** begin Data to process **
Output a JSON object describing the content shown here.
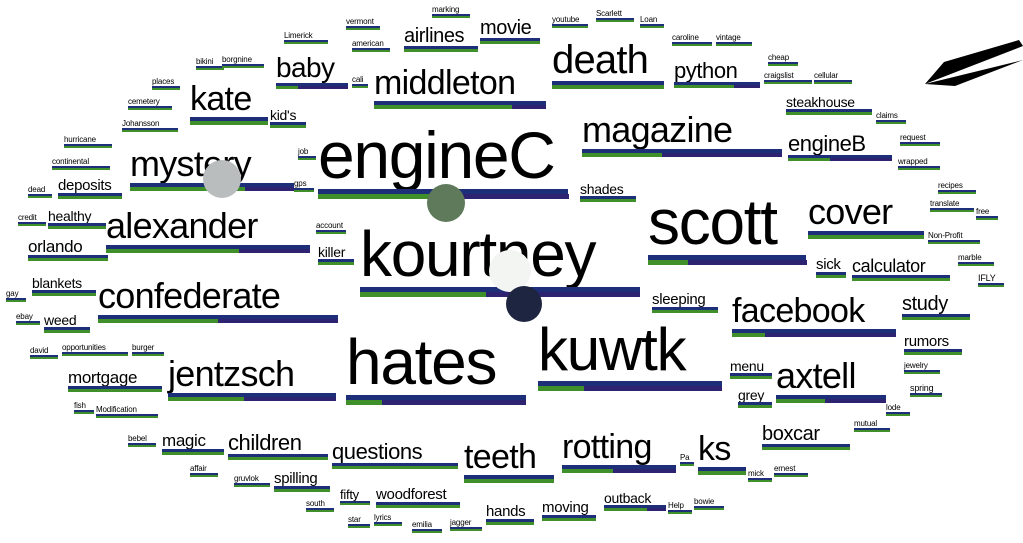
{
  "words": [
    {
      "text": "engineC",
      "size": 66
    },
    {
      "text": "kourtney",
      "size": 64
    },
    {
      "text": "scott",
      "size": 64
    },
    {
      "text": "hates",
      "size": 64
    },
    {
      "text": "kuwtk",
      "size": 60
    },
    {
      "text": "death",
      "size": 40
    },
    {
      "text": "middleton",
      "size": 34
    },
    {
      "text": "magazine",
      "size": 36
    },
    {
      "text": "mystery",
      "size": 36
    },
    {
      "text": "alexander",
      "size": 36
    },
    {
      "text": "confederate",
      "size": 36
    },
    {
      "text": "jentzsch",
      "size": 36
    },
    {
      "text": "cover",
      "size": 36
    },
    {
      "text": "axtell",
      "size": 36
    },
    {
      "text": "facebook",
      "size": 34
    },
    {
      "text": "kate",
      "size": 34
    },
    {
      "text": "baby",
      "size": 28
    },
    {
      "text": "teeth",
      "size": 34
    },
    {
      "text": "rotting",
      "size": 34
    },
    {
      "text": "ks",
      "size": 34
    },
    {
      "text": "python",
      "size": 22
    },
    {
      "text": "engineB",
      "size": 22
    },
    {
      "text": "questions",
      "size": 22
    },
    {
      "text": "children",
      "size": 22
    },
    {
      "text": "boxcar",
      "size": 20
    },
    {
      "text": "movie",
      "size": 20
    },
    {
      "text": "airlines",
      "size": 20
    },
    {
      "text": "calculator",
      "size": 18
    },
    {
      "text": "study",
      "size": 20
    },
    {
      "text": "mortgage",
      "size": 17
    },
    {
      "text": "magic",
      "size": 17
    },
    {
      "text": "rumors",
      "size": 15
    },
    {
      "text": "orlando",
      "size": 17
    },
    {
      "text": "deposits",
      "size": 15
    },
    {
      "text": "healthy",
      "size": 14
    },
    {
      "text": "blankets",
      "size": 14
    },
    {
      "text": "weed",
      "size": 14
    },
    {
      "text": "spilling",
      "size": 15
    },
    {
      "text": "woodforest",
      "size": 15
    },
    {
      "text": "hands",
      "size": 15
    },
    {
      "text": "moving",
      "size": 15
    },
    {
      "text": "outback",
      "size": 14
    },
    {
      "text": "shades",
      "size": 14
    },
    {
      "text": "sleeping",
      "size": 15
    },
    {
      "text": "sick",
      "size": 15
    },
    {
      "text": "steakhouse",
      "size": 14
    },
    {
      "text": "killer",
      "size": 14
    },
    {
      "text": "kid's",
      "size": 14
    },
    {
      "text": "menu",
      "size": 14
    },
    {
      "text": "grey",
      "size": 14
    },
    {
      "text": "fifty",
      "size": 13
    },
    {
      "text": "vermont",
      "size": 8
    },
    {
      "text": "american",
      "size": 8
    },
    {
      "text": "marking",
      "size": 8
    },
    {
      "text": "youtube",
      "size": 8
    },
    {
      "text": "Scarlett",
      "size": 8
    },
    {
      "text": "Loan",
      "size": 8
    },
    {
      "text": "caroline",
      "size": 8
    },
    {
      "text": "vintage",
      "size": 8
    },
    {
      "text": "Limerick",
      "size": 8
    },
    {
      "text": "bikini",
      "size": 8
    },
    {
      "text": "borgnine",
      "size": 8
    },
    {
      "text": "places",
      "size": 8
    },
    {
      "text": "cemetery",
      "size": 8
    },
    {
      "text": "Johansson",
      "size": 8
    },
    {
      "text": "hurricane",
      "size": 8
    },
    {
      "text": "continental",
      "size": 8
    },
    {
      "text": "dead",
      "size": 8
    },
    {
      "text": "credit",
      "size": 8
    },
    {
      "text": "gay",
      "size": 8
    },
    {
      "text": "ebay",
      "size": 8
    },
    {
      "text": "david",
      "size": 8
    },
    {
      "text": "opportunities",
      "size": 8
    },
    {
      "text": "burger",
      "size": 8
    },
    {
      "text": "fish",
      "size": 8
    },
    {
      "text": "Modification",
      "size": 8
    },
    {
      "text": "bebel",
      "size": 8
    },
    {
      "text": "affair",
      "size": 8
    },
    {
      "text": "gruvlok",
      "size": 8
    },
    {
      "text": "south",
      "size": 8
    },
    {
      "text": "star",
      "size": 8
    },
    {
      "text": "lyrics",
      "size": 8
    },
    {
      "text": "emilia",
      "size": 8
    },
    {
      "text": "jagger",
      "size": 8
    },
    {
      "text": "Help",
      "size": 8
    },
    {
      "text": "bowie",
      "size": 8
    },
    {
      "text": "mick",
      "size": 8
    },
    {
      "text": "ernest",
      "size": 8
    },
    {
      "text": "mutual",
      "size": 8
    },
    {
      "text": "lode",
      "size": 8
    },
    {
      "text": "spring",
      "size": 9
    },
    {
      "text": "jewelry",
      "size": 8
    },
    {
      "text": "IFLY",
      "size": 9
    },
    {
      "text": "marble",
      "size": 8
    },
    {
      "text": "Non-Profit",
      "size": 8
    },
    {
      "text": "free",
      "size": 8
    },
    {
      "text": "translate",
      "size": 8
    },
    {
      "text": "recipes",
      "size": 8
    },
    {
      "text": "wrapped",
      "size": 8
    },
    {
      "text": "request",
      "size": 8
    },
    {
      "text": "claims",
      "size": 8
    },
    {
      "text": "cheap",
      "size": 8
    },
    {
      "text": "craigslist",
      "size": 8
    },
    {
      "text": "cellular",
      "size": 8
    },
    {
      "text": "cali",
      "size": 8
    },
    {
      "text": "job",
      "size": 8
    },
    {
      "text": "gps",
      "size": 8
    },
    {
      "text": "account",
      "size": 8
    },
    {
      "text": "Pa",
      "size": 8
    }
  ],
  "colors": {
    "bar_top": "#1e2f7a",
    "bar_bottom": "#3f8f2a",
    "arrow": "#000000"
  },
  "markers": [
    {
      "name": "marker-gray",
      "color": "#b9bdbd"
    },
    {
      "name": "marker-olive",
      "color": "#5e7a5a"
    },
    {
      "name": "marker-white",
      "color": "#f3f5f3"
    },
    {
      "name": "marker-navy",
      "color": "#1e2540"
    }
  ],
  "arrow_icon": "arrow-icon"
}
** end Data to process **
▸ The problem
Take the listing and print it again exactly, but without any pictures.

▸ Task result
Output a JSON object describing the content shown here.
{
  "words": [
    {
      "text": "engineC",
      "size": 66
    },
    {
      "text": "kourtney",
      "size": 64
    },
    {
      "text": "scott",
      "size": 64
    },
    {
      "text": "hates",
      "size": 64
    },
    {
      "text": "kuwtk",
      "size": 60
    },
    {
      "text": "death",
      "size": 40
    },
    {
      "text": "middleton",
      "size": 34
    },
    {
      "text": "magazine",
      "size": 36
    },
    {
      "text": "mystery",
      "size": 36
    },
    {
      "text": "alexander",
      "size": 36
    },
    {
      "text": "confederate",
      "size": 36
    },
    {
      "text": "jentzsch",
      "size": 36
    },
    {
      "text": "cover",
      "size": 36
    },
    {
      "text": "axtell",
      "size": 36
    },
    {
      "text": "facebook",
      "size": 34
    },
    {
      "text": "kate",
      "size": 34
    },
    {
      "text": "baby",
      "size": 28
    },
    {
      "text": "teeth",
      "size": 34
    },
    {
      "text": "rotting",
      "size": 34
    },
    {
      "text": "ks",
      "size": 34
    },
    {
      "text": "python",
      "size": 22
    },
    {
      "text": "engineB",
      "size": 22
    },
    {
      "text": "questions",
      "size": 22
    },
    {
      "text": "children",
      "size": 22
    },
    {
      "text": "boxcar",
      "size": 20
    },
    {
      "text": "movie",
      "size": 20
    },
    {
      "text": "airlines",
      "size": 20
    },
    {
      "text": "calculator",
      "size": 18
    },
    {
      "text": "study",
      "size": 20
    },
    {
      "text": "mortgage",
      "size": 17
    },
    {
      "text": "magic",
      "size": 17
    },
    {
      "text": "rumors",
      "size": 15
    },
    {
      "text": "orlando",
      "size": 17
    },
    {
      "text": "deposits",
      "size": 15
    },
    {
      "text": "healthy",
      "size": 14
    },
    {
      "text": "blankets",
      "size": 14
    },
    {
      "text": "weed",
      "size": 14
    },
    {
      "text": "spilling",
      "size": 15
    },
    {
      "text": "woodforest",
      "size": 15
    },
    {
      "text": "hands",
      "size": 15
    },
    {
      "text": "moving",
      "size": 15
    },
    {
      "text": "outback",
      "size": 14
    },
    {
      "text": "shades",
      "size": 14
    },
    {
      "text": "sleeping",
      "size": 15
    },
    {
      "text": "sick",
      "size": 15
    },
    {
      "text": "steakhouse",
      "size": 14
    },
    {
      "text": "killer",
      "size": 14
    },
    {
      "text": "kid's",
      "size": 14
    },
    {
      "text": "menu",
      "size": 14
    },
    {
      "text": "grey",
      "size": 14
    },
    {
      "text": "fifty",
      "size": 13
    },
    {
      "text": "vermont",
      "size": 8
    },
    {
      "text": "american",
      "size": 8
    },
    {
      "text": "marking",
      "size": 8
    },
    {
      "text": "youtube",
      "size": 8
    },
    {
      "text": "Scarlett",
      "size": 8
    },
    {
      "text": "Loan",
      "size": 8
    },
    {
      "text": "caroline",
      "size": 8
    },
    {
      "text": "vintage",
      "size": 8
    },
    {
      "text": "Limerick",
      "size": 8
    },
    {
      "text": "bikini",
      "size": 8
    },
    {
      "text": "borgnine",
      "size": 8
    },
    {
      "text": "places",
      "size": 8
    },
    {
      "text": "cemetery",
      "size": 8
    },
    {
      "text": "Johansson",
      "size": 8
    },
    {
      "text": "hurricane",
      "size": 8
    },
    {
      "text": "continental",
      "size": 8
    },
    {
      "text": "dead",
      "size": 8
    },
    {
      "text": "credit",
      "size": 8
    },
    {
      "text": "gay",
      "size": 8
    },
    {
      "text": "ebay",
      "size": 8
    },
    {
      "text": "david",
      "size": 8
    },
    {
      "text": "opportunities",
      "size": 8
    },
    {
      "text": "burger",
      "size": 8
    },
    {
      "text": "fish",
      "size": 8
    },
    {
      "text": "Modification",
      "size": 8
    },
    {
      "text": "bebel",
      "size": 8
    },
    {
      "text": "affair",
      "size": 8
    },
    {
      "text": "gruvlok",
      "size": 8
    },
    {
      "text": "south",
      "size": 8
    },
    {
      "text": "star",
      "size": 8
    },
    {
      "text": "lyrics",
      "size": 8
    },
    {
      "text": "emilia",
      "size": 8
    },
    {
      "text": "jagger",
      "size": 8
    },
    {
      "text": "Help",
      "size": 8
    },
    {
      "text": "bowie",
      "size": 8
    },
    {
      "text": "mick",
      "size": 8
    },
    {
      "text": "ernest",
      "size": 8
    },
    {
      "text": "mutual",
      "size": 8
    },
    {
      "text": "lode",
      "size": 8
    },
    {
      "text": "spring",
      "size": 9
    },
    {
      "text": "jewelry",
      "size": 8
    },
    {
      "text": "IFLY",
      "size": 9
    },
    {
      "text": "marble",
      "size": 8
    },
    {
      "text": "Non-Profit",
      "size": 8
    },
    {
      "text": "free",
      "size": 8
    },
    {
      "text": "translate",
      "size": 8
    },
    {
      "text": "recipes",
      "size": 8
    },
    {
      "text": "wrapped",
      "size": 8
    },
    {
      "text": "request",
      "size": 8
    },
    {
      "text": "claims",
      "size": 8
    },
    {
      "text": "cheap",
      "size": 8
    },
    {
      "text": "craigslist",
      "size": 8
    },
    {
      "text": "cellular",
      "size": 8
    },
    {
      "text": "cali",
      "size": 8
    },
    {
      "text": "job",
      "size": 8
    },
    {
      "text": "gps",
      "size": 8
    },
    {
      "text": "account",
      "size": 8
    },
    {
      "text": "Pa",
      "size": 8
    }
  ],
  "colors": {
    "bar_top": "#1e2f7a",
    "bar_bottom": "#3f8f2a",
    "arrow": "#000000"
  },
  "markers": [
    {
      "name": "marker-gray",
      "color": "#b9bdbd"
    },
    {
      "name": "marker-olive",
      "color": "#5e7a5a"
    },
    {
      "name": "marker-white",
      "color": "#f3f5f3"
    },
    {
      "name": "marker-navy",
      "color": "#1e2540"
    }
  ],
  "arrow_icon": "arrow-icon"
}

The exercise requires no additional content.